• **STATED GOAL**
Your task is to tally the lines of the listing containing the word "name" and report the figure alone.

(Figure dataset records)
——
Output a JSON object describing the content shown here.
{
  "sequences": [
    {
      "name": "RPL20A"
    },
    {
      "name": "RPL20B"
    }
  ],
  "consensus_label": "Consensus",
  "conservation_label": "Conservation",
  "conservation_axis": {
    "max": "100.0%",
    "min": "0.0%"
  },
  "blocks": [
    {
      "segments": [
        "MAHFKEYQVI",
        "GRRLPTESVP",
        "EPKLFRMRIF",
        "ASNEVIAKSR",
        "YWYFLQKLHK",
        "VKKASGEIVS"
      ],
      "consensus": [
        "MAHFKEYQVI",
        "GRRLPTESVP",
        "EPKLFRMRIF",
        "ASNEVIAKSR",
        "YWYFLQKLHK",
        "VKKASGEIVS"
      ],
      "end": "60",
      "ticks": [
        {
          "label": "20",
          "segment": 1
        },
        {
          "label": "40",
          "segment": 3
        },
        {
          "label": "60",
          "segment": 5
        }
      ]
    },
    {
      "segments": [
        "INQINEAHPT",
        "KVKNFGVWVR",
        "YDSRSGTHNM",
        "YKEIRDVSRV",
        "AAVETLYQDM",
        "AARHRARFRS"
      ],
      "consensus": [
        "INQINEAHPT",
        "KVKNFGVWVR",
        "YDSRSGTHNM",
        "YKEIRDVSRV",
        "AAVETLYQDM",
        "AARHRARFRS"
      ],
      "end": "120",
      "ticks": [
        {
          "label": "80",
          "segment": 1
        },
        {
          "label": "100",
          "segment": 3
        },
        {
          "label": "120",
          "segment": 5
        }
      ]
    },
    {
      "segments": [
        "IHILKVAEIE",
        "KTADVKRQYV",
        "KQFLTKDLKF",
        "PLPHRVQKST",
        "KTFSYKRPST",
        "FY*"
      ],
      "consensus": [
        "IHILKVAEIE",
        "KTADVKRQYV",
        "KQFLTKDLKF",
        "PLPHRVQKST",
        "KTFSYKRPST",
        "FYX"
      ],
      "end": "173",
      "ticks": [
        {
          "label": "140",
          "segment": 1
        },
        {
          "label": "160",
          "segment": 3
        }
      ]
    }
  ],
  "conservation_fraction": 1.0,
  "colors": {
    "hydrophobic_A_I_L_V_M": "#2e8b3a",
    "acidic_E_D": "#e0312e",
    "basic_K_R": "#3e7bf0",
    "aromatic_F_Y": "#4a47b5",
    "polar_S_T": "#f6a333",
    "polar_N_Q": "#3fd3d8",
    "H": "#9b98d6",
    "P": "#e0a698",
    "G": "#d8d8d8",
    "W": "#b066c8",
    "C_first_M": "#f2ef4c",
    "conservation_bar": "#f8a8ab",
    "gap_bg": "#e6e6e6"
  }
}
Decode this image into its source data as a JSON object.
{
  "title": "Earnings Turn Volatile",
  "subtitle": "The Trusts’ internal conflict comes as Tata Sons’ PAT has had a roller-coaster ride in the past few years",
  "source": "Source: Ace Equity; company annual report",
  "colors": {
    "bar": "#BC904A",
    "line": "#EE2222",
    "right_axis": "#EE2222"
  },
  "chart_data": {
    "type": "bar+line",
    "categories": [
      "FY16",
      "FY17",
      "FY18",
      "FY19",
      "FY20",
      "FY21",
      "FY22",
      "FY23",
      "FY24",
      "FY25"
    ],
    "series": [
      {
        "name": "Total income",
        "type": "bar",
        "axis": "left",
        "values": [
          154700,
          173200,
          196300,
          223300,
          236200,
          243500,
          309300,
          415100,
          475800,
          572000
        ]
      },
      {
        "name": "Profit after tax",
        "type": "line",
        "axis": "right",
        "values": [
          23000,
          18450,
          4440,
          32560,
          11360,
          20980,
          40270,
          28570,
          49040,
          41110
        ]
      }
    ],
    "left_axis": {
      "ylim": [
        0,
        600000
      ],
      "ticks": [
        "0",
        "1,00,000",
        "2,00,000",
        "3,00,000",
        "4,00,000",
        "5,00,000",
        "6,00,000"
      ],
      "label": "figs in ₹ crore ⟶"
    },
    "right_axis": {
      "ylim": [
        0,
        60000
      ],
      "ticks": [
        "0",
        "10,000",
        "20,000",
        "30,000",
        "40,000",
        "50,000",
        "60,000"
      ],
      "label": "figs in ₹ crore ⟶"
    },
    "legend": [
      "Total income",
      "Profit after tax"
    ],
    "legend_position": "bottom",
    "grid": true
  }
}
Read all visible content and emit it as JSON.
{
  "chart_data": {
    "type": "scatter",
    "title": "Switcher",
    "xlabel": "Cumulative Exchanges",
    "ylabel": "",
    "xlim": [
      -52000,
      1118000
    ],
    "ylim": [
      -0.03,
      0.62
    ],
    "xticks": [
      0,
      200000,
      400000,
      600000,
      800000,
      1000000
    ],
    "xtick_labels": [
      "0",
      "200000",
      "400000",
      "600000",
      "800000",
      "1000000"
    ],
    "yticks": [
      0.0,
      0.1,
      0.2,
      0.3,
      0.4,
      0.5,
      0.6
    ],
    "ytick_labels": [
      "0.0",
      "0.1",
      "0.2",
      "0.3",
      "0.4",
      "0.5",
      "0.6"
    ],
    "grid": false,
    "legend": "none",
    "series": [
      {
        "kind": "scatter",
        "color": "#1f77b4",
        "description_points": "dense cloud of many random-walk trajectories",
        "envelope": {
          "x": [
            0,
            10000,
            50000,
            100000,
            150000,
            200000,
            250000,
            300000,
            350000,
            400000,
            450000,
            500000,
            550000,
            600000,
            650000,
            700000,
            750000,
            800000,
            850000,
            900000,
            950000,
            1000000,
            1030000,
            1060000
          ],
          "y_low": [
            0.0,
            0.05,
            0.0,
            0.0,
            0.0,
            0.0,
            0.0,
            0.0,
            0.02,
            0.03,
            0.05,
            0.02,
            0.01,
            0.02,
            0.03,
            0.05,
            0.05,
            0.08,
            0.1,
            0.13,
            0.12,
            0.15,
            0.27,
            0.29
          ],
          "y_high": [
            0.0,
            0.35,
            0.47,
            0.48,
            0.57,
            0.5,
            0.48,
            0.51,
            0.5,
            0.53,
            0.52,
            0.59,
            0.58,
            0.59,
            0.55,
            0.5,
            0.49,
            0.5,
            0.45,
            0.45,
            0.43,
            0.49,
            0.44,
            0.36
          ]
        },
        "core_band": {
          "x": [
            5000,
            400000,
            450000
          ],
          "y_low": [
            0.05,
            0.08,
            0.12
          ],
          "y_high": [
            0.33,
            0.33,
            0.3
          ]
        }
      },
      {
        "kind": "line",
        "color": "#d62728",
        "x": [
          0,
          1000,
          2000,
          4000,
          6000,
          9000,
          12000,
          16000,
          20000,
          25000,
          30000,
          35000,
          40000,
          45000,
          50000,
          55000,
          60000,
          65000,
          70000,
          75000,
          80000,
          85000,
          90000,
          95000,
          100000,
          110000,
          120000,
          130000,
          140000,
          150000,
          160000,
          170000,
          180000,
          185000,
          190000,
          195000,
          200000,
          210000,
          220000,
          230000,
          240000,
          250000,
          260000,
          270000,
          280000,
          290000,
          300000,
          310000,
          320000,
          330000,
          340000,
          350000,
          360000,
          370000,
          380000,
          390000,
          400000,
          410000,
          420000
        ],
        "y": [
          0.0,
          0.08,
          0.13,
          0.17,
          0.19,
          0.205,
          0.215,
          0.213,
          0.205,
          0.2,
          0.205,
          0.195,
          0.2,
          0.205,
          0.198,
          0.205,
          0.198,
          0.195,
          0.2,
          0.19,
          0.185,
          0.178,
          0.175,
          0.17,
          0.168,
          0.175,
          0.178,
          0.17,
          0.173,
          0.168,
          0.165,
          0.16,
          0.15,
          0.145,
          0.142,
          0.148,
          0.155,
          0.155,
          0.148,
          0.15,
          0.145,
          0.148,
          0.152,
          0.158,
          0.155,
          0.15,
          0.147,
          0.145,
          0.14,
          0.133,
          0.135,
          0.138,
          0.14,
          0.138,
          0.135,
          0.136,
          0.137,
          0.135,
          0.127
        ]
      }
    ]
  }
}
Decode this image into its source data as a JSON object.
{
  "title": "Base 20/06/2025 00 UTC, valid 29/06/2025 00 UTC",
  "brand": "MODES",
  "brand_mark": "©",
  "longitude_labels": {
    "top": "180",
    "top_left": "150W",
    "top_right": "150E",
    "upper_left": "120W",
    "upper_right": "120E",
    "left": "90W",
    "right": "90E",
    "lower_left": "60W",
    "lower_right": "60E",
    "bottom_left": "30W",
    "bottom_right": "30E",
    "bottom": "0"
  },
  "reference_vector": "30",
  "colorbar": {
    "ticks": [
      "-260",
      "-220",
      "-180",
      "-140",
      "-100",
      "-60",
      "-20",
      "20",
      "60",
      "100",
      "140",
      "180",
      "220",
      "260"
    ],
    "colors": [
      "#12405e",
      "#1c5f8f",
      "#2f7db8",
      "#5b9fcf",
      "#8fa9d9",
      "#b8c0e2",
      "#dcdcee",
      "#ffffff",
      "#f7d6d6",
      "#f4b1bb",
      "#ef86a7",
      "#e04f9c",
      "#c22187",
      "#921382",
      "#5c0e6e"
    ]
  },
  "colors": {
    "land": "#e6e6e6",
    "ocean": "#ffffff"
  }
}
——
• **SOLUTION TO THE PROBLEM**
4